-- Begin Dataset entries --
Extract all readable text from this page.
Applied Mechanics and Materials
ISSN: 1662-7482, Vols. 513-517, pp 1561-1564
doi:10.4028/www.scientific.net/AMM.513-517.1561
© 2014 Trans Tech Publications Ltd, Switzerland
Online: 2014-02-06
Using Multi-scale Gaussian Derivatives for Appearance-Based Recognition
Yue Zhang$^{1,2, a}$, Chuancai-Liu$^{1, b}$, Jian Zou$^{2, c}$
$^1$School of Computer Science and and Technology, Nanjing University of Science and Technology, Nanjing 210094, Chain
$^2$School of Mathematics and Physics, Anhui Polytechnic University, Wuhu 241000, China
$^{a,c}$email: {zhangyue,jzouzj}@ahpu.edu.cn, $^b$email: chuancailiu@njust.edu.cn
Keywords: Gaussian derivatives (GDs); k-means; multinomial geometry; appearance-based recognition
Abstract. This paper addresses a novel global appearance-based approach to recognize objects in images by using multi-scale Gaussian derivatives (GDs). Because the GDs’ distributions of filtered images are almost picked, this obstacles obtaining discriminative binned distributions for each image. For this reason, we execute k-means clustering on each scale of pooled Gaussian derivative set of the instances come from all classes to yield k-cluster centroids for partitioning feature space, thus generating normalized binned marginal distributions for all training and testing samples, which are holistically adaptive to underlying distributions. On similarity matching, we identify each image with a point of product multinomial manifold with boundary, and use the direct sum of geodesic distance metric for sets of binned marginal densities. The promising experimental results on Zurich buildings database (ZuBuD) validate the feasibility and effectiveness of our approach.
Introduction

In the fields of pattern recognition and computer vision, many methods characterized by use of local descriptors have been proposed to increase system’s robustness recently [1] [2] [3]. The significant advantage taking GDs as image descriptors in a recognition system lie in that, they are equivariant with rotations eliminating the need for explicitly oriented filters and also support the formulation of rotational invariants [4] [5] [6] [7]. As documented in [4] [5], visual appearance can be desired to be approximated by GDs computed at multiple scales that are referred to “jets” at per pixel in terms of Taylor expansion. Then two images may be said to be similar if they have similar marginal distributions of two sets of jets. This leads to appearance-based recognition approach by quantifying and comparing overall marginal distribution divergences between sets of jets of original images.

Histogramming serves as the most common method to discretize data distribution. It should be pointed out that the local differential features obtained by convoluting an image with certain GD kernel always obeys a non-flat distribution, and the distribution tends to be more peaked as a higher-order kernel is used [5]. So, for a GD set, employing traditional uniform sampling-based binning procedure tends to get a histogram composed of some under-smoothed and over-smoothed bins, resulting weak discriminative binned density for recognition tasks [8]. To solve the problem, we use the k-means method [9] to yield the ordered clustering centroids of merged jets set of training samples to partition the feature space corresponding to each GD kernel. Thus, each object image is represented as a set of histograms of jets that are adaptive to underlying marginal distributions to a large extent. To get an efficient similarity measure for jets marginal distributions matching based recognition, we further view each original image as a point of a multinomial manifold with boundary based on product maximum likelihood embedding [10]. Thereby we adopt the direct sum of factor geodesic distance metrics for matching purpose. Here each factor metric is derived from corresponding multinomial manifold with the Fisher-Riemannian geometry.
-- End Dataset entries --
Extract every record. Keep wording exact.

Response below
Extract all readable text from this page.
Applied Mechanics and Materials
ISSN: 1662-7482, Vols. 513-517, pp 1561-1564
doi:10.4028/www.scientific.net/AMM.513-517.1561
© 2014 Trans Tech Publications Ltd, Switzerland
Online: 2014-02-06
Using Multi-scale Gaussian Derivatives for Appearance-Based Recognition
Yue Zhang$^{1,2, a}$, Chuancai-Liu$^{1, b}$, Jian Zou$^{2, c}$
$^1$School of Computer Science and and Technology, Nanjing University of Science and Technology, Nanjing 210094, Chain
$^2$School of Mathematics and Physics, Anhui Polytechnic University, Wuhu 241000, China
$^{a,c}$email: {zhangyue,jzouzj}@ahpu.edu.cn, $^b$email: chuancailiu@njust.edu.cn
Keywords: Gaussian derivatives (GDs); k-means; multinomial geometry; appearance-based recognition
Abstract. This paper addresses a novel global appearance-based approach to recognize objects in images by using multi-scale Gaussian derivatives (GDs). Because the GDs’ distributions of filtered images are almost picked, this obstacles obtaining discriminative binned distributions for each image. For this reason, we execute k-means clustering on each scale of pooled Gaussian derivative set of the instances come from all classes to yield k-cluster centroids for partitioning feature space, thus generating normalized binned marginal distributions for all training and testing samples, which are holistically adaptive to underlying distributions. On similarity matching, we identify each image with a point of product multinomial manifold with boundary, and use the direct sum of geodesic distance metric for sets of binned marginal densities. The promising experimental results on Zurich buildings database (ZuBuD) validate the feasibility and effectiveness of our approach.
Introduction

In the fields of pattern recognition and computer vision, many methods characterized by use of local descriptors have been proposed to increase system’s robustness recently [1] [2] [3]. The significant advantage taking GDs as image descriptors in a recognition system lie in that, they are equivariant with rotations eliminating the need for explicitly oriented filters and also support the formulation of rotational invariants [4] [5] [6] [7]. As documented in [4] [5], visual appearance can be desired to be approximated by GDs computed at multiple scales that are referred to “jets” at per pixel in terms of Taylor expansion. Then two images may be said to be similar if they have similar marginal distributions of two sets of jets. This leads to appearance-based recognition approach by quantifying and comparing overall marginal distribution divergences between sets of jets of original images.

Histogramming serves as the most common method to discretize data distribution. It should be pointed out that the local differential features obtained by convoluting an image with certain GD kernel always obeys a non-flat distribution, and the distribution tends to be more peaked as a higher-order kernel is used [5]. So, for a GD set, employing traditional uniform sampling-based binning procedure tends to get a histogram composed of some under-smoothed and over-smoothed bins, resulting weak discriminative binned density for recognition tasks [8]. To solve the problem, we use the k-means method [9] to yield the ordered clustering centroids of merged jets set of training samples to partition the feature space corresponding to each GD kernel. Thus, each object image is represented as a set of histograms of jets that are adaptive to underlying marginal distributions to a large extent. To get an efficient similarity measure for jets marginal distributions matching based recognition, we further view each original image as a point of a multinomial manifold with boundary based on product maximum likelihood embedding [10]. Thereby we adopt the direct sum of factor geodesic distance metrics for matching purpose. Here each factor metric is derived from corresponding multinomial manifold with the Fisher-Riemannian geometry.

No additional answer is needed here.